Exercise:
Locate and copy all lines bearing the word "values".

[Dataset rows about figures]
————————

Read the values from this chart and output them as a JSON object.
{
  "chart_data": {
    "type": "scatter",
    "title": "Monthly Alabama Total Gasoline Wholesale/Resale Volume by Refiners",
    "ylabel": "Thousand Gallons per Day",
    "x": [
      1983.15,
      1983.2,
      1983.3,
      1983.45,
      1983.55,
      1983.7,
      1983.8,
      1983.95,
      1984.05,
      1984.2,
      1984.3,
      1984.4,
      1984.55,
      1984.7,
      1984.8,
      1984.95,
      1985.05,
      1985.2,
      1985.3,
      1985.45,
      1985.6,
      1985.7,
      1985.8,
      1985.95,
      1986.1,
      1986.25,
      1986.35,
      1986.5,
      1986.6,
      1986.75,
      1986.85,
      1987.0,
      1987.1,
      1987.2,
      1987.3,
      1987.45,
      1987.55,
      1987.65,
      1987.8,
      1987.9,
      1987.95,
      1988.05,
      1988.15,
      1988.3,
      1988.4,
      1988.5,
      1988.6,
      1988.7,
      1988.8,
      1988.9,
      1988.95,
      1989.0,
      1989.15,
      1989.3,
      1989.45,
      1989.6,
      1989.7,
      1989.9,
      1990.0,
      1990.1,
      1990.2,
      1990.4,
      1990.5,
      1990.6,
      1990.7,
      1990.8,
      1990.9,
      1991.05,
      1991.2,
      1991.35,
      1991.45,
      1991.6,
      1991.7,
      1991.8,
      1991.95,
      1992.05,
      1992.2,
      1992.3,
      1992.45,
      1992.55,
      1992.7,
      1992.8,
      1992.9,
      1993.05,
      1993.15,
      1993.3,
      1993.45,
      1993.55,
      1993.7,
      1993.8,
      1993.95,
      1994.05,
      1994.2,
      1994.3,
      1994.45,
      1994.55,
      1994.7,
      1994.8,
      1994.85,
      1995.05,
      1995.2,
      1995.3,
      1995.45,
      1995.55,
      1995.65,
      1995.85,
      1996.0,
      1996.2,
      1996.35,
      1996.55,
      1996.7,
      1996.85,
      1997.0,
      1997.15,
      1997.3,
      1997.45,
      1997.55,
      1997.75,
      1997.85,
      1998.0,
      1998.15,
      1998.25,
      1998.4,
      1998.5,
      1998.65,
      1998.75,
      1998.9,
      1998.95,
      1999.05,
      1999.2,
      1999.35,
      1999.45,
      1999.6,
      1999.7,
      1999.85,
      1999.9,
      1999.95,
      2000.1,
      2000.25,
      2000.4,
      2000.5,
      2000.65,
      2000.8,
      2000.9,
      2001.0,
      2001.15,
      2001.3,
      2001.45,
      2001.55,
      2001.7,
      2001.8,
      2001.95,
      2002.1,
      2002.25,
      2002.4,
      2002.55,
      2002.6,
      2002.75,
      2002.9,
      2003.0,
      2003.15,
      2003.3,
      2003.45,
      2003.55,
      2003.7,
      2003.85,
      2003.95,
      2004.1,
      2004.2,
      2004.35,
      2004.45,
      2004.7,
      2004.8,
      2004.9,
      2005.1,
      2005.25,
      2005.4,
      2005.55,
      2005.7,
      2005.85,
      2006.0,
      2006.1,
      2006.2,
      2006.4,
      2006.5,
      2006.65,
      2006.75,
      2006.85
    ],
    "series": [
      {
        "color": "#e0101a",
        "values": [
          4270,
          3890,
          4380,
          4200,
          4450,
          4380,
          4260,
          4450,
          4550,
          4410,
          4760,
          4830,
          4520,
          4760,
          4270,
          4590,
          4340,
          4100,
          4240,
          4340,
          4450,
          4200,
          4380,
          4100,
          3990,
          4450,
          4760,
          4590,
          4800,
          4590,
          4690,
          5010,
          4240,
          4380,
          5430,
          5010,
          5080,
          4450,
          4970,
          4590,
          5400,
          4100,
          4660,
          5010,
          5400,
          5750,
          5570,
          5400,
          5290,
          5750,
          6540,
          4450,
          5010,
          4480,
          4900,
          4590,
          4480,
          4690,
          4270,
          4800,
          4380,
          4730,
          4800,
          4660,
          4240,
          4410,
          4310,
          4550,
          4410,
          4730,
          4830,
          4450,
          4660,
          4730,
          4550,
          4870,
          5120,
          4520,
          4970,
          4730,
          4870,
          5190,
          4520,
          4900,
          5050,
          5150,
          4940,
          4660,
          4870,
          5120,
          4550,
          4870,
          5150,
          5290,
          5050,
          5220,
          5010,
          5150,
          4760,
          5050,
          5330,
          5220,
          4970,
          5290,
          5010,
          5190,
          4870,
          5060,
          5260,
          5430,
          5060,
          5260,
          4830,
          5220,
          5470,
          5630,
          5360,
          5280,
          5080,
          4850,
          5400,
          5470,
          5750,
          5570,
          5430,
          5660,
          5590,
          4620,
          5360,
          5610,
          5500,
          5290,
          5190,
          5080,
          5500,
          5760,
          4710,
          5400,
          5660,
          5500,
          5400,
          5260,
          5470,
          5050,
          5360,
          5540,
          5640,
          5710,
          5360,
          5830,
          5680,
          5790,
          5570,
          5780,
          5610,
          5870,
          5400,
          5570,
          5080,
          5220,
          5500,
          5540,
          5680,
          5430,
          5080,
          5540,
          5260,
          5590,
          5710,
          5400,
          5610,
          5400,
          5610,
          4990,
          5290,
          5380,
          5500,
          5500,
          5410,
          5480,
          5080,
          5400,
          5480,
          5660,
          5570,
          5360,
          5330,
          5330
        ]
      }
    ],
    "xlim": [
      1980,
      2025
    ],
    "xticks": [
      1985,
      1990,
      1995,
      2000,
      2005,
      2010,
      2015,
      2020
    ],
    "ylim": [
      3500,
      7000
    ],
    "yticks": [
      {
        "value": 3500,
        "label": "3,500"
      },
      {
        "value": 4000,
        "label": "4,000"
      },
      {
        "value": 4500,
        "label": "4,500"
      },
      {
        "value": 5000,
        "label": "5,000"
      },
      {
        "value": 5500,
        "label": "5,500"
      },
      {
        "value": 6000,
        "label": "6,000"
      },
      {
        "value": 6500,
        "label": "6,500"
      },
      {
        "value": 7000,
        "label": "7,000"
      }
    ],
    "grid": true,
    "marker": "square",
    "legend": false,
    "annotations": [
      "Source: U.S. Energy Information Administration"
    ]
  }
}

————————

Answer to the task:
Read the values from this chart and output them as a JSON object.
        "values": [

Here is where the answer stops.